- WRITTEN REQUEST
Repeat, exactly and in full, the lines of the listing below, but without any pictures.

++++++++++++++++++++

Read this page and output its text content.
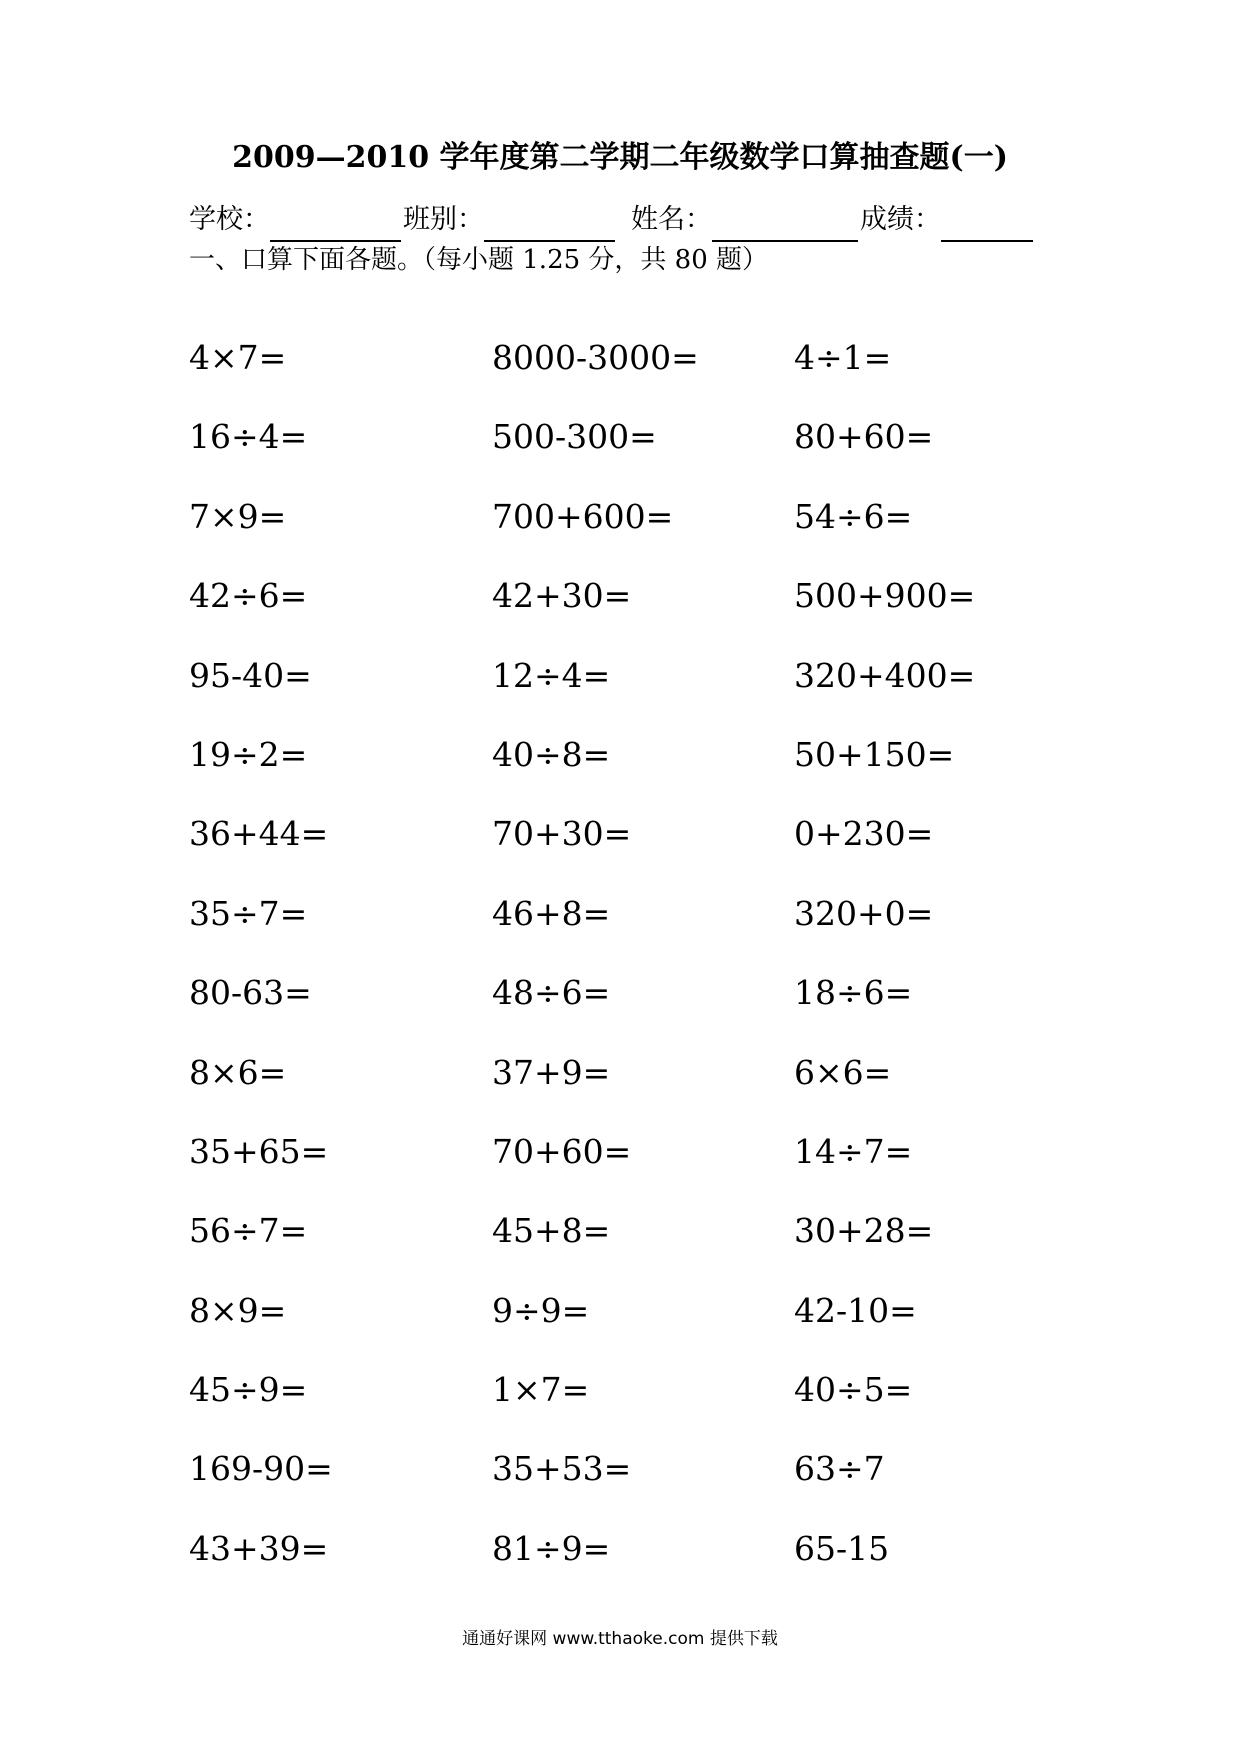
2009—2010 学年度第二学期二年级数学口算抽查题(一)
学校：	班别：	姓名：	成绩：
一、口算下面各题。（每小题 1.25 分，共 80 题）
4×7=	8000-3000=	4÷1=
16÷4=	500-300=	80+60=
7×9=	700+600=	54÷6=
42÷6=	42+30=	500+900=
95-40=	12÷4=	320+400=
19÷2=	40÷8=	50+150=
36+44=	70+30=	0+230=
35÷7=	46+8=	320+0=
80-63=	48÷6=	18÷6=
8×6=	37+9=	6×6=
35+65=	70+60=	14÷7=
56÷7=	45+8=	30+28=
8×9=	9÷9=	42-10=
45÷9=	1×7=	40÷5=
169-90=	35+53=	63÷7
43+39=	81÷9=	65-15
通通好课网 www.tthaoke.com 提供下载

++++++++++++++++++++

- SOLUTION FOR THIS PROBLEM
Read this page and output its text content.
2009—2010 学年度第二学期二年级数学口算抽查题(一)
学校：	班别：	姓名：	成绩：
一、口算下面各题。（每小题 1.25 分，共 80 题）
4×7=	8000-3000=	4÷1=
16÷4=	500-300=	80+60=
7×9=	700+600=	54÷6=
42÷6=	42+30=	500+900=
95-40=	12÷4=	320+400=
19÷2=	40÷8=	50+150=
36+44=	70+30=	0+230=
35÷7=	46+8=	320+0=
80-63=	48÷6=	18÷6=
8×6=	37+9=	6×6=
35+65=	70+60=	14÷7=
56÷7=	45+8=	30+28=
8×9=	9÷9=	42-10=
45÷9=	1×7=	40÷5=
169-90=	35+53=	63÷7
43+39=	81÷9=	65-15
通通好课网 www.tthaoke.com 提供下载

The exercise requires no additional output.